» Given passage

Explaining the importance of the findings, Dr. Lawton, the press briefing moderator, said, “We have shown over time that increasing the dose [of radiation] to the prostate and immediate surrounding tissues improves outcomes. We have also shown for our high-risk patients that adding hormone therapy improves outcomes. But what we have yet to show is … do you really need the hormone therapy if you use dose escalation? And the answer is yes.”

Shortening duration of ADT improves testosterone recovery

In the second trial, known as PCS IV, investigators led by Dr. Abdenour Nabid, a radiation oncologist at Centre Hospitalier Universitaire de Sherbrooke, Quebec, Canada, studied 561 men with high-risk prostate cancer who had been treated with radiation therapy (44 Gy to the whole pelvis and 70 Gy to the prostate) and randomized to 18 months or 36 months of ADT. AstraZeneca collaborated on the trial.

Previously reported results suggested that 18 months was just as efficacious as 36 months for overall survival and cancer-specific survival (ASCO 2013 Annual Meeting. Abstract LBA4510).

With a median follow-up of 84 months, relative to counterparts who had received ADT for 36 months, patients who had received ADT for 18 months were more likely to have recovery of testosterone values into the normal range (55.7% vs. 44.9%, P = .01) and had a shorter median time to recovery (47.2 vs. 73.2 months, P less than .001).

Relative to counterparts who did not have testosterone recovery, patients who did had significantly better scores on 18 of 30 items on the European Organization for Research and Treatment of Cancer’s global quality of life questionnaire (EORTC30) (P less than .01 for each) and on 10 of 25 items on the related Prostate Module (PR25) (P less than .01 for each).

» Exercise
Answer these questions from the prostate cancer text.
(a) Who moderated the press briefing?
(b) How many men did the PCS IV trial study?
(c) What share of patients on 18 months of ADT had testosterone recover into the normal range?
The entries after the prostate cancer text are separate material.

» Source material
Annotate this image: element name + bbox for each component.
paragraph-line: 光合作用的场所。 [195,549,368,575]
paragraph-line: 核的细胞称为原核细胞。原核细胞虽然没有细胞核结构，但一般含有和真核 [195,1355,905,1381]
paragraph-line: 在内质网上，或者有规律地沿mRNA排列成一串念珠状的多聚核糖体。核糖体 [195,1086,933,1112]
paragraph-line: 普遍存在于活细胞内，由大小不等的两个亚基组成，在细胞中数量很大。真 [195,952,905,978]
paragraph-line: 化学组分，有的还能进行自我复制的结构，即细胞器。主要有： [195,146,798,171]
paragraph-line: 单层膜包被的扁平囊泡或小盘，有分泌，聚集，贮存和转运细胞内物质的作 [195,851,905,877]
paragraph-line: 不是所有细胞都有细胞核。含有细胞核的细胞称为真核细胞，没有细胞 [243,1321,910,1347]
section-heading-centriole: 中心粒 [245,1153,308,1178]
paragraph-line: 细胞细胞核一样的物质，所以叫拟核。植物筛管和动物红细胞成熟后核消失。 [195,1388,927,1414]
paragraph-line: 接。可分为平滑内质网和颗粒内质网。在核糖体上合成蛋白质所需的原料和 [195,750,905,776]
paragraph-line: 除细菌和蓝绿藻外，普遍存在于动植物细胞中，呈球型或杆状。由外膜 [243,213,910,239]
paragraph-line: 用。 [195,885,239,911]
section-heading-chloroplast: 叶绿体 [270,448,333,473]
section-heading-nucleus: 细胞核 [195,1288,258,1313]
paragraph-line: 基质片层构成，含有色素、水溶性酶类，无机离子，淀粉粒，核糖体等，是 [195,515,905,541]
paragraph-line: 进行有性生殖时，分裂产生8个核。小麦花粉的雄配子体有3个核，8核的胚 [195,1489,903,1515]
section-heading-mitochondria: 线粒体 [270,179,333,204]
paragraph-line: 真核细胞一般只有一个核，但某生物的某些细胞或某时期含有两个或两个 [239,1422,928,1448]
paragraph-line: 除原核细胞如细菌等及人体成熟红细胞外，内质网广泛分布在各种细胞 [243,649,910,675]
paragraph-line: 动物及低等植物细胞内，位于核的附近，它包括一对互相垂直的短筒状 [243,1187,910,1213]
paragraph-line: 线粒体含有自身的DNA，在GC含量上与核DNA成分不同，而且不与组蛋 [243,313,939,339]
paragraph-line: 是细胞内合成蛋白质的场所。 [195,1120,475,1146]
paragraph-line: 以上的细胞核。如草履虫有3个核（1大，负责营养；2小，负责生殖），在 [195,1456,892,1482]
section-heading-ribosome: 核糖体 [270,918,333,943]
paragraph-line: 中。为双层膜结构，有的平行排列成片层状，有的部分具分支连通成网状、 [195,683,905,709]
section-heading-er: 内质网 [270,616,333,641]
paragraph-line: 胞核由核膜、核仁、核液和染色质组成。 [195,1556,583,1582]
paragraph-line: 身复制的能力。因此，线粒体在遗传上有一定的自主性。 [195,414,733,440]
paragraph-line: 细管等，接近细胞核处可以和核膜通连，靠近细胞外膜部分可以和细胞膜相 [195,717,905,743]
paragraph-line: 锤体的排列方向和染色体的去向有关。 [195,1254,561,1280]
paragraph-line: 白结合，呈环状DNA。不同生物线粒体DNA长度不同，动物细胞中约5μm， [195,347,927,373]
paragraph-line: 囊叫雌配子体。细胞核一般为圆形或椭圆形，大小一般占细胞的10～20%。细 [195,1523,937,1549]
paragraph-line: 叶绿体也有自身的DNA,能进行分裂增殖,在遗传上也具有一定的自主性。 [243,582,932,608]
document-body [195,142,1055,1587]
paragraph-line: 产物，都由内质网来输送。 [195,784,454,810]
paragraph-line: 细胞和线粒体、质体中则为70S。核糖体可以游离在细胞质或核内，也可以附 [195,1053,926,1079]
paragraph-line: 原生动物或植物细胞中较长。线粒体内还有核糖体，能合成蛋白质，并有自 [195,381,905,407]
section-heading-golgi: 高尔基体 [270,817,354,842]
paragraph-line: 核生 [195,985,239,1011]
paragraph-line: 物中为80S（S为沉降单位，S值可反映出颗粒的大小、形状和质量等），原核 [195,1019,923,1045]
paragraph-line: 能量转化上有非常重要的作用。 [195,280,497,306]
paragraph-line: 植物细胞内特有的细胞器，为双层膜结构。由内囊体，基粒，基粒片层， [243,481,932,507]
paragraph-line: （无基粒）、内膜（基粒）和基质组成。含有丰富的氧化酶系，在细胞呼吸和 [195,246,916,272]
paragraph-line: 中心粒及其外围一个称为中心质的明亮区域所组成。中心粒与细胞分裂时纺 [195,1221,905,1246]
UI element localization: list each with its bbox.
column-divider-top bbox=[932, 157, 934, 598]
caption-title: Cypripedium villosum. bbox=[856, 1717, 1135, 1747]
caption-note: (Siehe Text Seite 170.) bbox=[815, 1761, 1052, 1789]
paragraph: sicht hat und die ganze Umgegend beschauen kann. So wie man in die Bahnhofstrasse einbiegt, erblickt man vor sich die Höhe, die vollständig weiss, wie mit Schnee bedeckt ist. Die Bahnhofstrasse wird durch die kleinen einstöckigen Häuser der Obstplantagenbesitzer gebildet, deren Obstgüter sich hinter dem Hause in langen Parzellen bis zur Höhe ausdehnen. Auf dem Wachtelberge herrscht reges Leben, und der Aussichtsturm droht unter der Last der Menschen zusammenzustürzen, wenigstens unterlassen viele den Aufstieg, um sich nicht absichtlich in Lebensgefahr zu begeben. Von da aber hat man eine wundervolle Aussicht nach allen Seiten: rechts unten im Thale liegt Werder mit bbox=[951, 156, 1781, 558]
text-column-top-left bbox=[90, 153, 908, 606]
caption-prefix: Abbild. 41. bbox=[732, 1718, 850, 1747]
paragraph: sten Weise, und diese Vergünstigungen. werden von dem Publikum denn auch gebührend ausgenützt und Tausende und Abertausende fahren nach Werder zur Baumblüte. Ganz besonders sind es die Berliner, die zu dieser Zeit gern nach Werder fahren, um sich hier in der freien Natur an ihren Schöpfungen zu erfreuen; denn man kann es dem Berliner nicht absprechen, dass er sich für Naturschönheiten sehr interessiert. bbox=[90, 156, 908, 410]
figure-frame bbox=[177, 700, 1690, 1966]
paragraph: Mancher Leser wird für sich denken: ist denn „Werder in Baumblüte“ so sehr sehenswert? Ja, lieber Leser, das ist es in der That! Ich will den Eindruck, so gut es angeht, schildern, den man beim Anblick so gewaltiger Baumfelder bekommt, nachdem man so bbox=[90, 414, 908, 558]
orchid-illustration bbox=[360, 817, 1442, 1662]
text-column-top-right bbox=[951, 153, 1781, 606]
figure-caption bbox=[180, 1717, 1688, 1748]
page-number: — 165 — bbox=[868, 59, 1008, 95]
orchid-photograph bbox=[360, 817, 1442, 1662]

» Response area
(a) Dr. Lawton
(b) 561
(c) 55.7%